▶ **What is expected**
Every line of the data that contains the string "JSON" must be copied.

▶ **Record set**
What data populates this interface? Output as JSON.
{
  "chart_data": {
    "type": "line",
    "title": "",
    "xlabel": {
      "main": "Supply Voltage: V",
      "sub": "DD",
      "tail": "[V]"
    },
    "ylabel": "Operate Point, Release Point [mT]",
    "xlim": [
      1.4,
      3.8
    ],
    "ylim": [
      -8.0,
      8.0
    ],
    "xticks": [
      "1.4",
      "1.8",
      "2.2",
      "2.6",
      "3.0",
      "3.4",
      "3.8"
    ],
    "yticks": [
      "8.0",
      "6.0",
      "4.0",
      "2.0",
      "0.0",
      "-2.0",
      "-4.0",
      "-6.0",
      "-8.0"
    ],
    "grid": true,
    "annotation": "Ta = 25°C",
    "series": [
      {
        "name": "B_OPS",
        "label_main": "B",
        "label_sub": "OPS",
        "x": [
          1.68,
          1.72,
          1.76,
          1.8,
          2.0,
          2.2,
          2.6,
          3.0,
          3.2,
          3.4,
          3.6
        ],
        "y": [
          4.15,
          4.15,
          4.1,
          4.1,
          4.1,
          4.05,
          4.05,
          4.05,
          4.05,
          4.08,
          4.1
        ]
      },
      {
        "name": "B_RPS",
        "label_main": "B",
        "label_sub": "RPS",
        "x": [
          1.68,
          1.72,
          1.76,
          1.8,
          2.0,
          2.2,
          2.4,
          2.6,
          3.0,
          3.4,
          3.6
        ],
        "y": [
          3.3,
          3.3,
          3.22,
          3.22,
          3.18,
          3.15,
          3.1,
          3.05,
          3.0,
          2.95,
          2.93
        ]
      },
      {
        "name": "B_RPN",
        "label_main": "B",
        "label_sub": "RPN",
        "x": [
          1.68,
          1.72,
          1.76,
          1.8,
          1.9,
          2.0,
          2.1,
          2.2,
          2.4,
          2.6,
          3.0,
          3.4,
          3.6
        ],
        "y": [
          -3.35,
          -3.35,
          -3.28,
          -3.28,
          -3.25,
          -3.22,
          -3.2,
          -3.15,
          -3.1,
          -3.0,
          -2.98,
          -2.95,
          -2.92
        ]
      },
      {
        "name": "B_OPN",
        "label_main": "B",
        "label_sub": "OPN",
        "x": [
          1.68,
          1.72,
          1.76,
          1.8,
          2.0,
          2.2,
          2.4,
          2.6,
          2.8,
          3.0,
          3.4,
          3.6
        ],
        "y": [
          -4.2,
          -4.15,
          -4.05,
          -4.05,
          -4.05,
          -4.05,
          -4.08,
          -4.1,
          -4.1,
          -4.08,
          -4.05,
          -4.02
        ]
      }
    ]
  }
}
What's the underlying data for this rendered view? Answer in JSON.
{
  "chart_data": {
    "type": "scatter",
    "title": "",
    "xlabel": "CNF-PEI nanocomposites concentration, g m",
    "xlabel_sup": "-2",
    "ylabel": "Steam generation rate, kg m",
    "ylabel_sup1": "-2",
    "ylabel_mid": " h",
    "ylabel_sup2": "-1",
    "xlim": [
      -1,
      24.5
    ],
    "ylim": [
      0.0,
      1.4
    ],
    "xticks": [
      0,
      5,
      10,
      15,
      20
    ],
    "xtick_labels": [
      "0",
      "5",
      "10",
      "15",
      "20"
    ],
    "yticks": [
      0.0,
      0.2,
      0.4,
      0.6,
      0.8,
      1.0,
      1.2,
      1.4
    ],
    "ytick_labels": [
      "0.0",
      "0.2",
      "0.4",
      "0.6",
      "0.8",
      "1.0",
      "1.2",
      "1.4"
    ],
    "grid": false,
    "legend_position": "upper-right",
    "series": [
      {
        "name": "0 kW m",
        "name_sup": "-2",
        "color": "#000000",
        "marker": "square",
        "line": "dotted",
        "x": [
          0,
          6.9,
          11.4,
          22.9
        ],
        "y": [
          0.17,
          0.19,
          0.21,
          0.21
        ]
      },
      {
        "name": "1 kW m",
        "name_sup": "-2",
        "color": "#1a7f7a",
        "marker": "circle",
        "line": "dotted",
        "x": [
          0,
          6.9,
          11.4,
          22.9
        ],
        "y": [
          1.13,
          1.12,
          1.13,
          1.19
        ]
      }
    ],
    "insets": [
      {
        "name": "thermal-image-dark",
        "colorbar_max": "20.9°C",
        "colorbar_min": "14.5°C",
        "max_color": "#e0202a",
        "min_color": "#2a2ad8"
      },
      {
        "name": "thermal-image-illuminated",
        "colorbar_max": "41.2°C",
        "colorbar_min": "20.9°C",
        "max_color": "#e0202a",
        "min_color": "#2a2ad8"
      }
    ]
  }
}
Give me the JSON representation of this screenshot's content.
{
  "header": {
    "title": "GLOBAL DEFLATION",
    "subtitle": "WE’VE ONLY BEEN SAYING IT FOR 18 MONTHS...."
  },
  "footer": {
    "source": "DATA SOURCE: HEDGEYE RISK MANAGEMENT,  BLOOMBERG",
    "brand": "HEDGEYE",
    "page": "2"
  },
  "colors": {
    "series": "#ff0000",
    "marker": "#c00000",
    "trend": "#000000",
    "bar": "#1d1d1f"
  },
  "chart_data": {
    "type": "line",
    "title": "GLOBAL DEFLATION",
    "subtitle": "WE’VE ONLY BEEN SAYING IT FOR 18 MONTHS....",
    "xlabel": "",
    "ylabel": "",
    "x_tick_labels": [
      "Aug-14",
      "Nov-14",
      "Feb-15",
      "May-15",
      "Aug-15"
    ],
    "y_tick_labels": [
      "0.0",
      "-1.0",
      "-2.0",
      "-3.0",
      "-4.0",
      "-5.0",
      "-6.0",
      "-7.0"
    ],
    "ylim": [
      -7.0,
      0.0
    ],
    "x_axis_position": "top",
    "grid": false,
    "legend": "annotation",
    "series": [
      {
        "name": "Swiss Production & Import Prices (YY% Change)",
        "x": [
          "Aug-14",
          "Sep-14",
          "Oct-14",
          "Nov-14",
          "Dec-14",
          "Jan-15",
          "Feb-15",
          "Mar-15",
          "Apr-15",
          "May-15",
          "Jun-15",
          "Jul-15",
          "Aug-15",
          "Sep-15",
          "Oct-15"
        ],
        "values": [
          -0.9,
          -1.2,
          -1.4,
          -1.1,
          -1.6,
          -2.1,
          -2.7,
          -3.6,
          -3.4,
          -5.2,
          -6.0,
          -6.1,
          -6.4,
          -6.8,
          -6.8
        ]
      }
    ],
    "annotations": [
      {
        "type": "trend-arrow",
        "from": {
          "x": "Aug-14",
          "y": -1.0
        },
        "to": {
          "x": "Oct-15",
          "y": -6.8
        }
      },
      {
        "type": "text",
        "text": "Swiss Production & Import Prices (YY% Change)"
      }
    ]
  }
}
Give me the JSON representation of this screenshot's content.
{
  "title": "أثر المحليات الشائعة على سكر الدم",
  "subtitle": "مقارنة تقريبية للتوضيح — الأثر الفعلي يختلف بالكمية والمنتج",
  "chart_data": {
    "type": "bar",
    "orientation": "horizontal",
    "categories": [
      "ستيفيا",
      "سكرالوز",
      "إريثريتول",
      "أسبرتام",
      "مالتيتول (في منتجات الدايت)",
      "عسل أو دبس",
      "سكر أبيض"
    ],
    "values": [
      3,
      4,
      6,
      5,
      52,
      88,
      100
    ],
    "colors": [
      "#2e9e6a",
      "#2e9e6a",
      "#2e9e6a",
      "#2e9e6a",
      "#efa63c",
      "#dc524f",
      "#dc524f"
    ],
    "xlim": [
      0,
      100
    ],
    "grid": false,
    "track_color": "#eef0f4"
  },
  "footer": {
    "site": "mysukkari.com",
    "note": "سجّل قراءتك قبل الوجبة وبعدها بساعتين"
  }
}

▶ **Answer to the task**
What data populates this interface? Output as JSON.
What's the underlying data for this rendered view? Answer in JSON.
Give me the JSON representation of this screenshot's content.
Give me the JSON representation of this screenshot's content.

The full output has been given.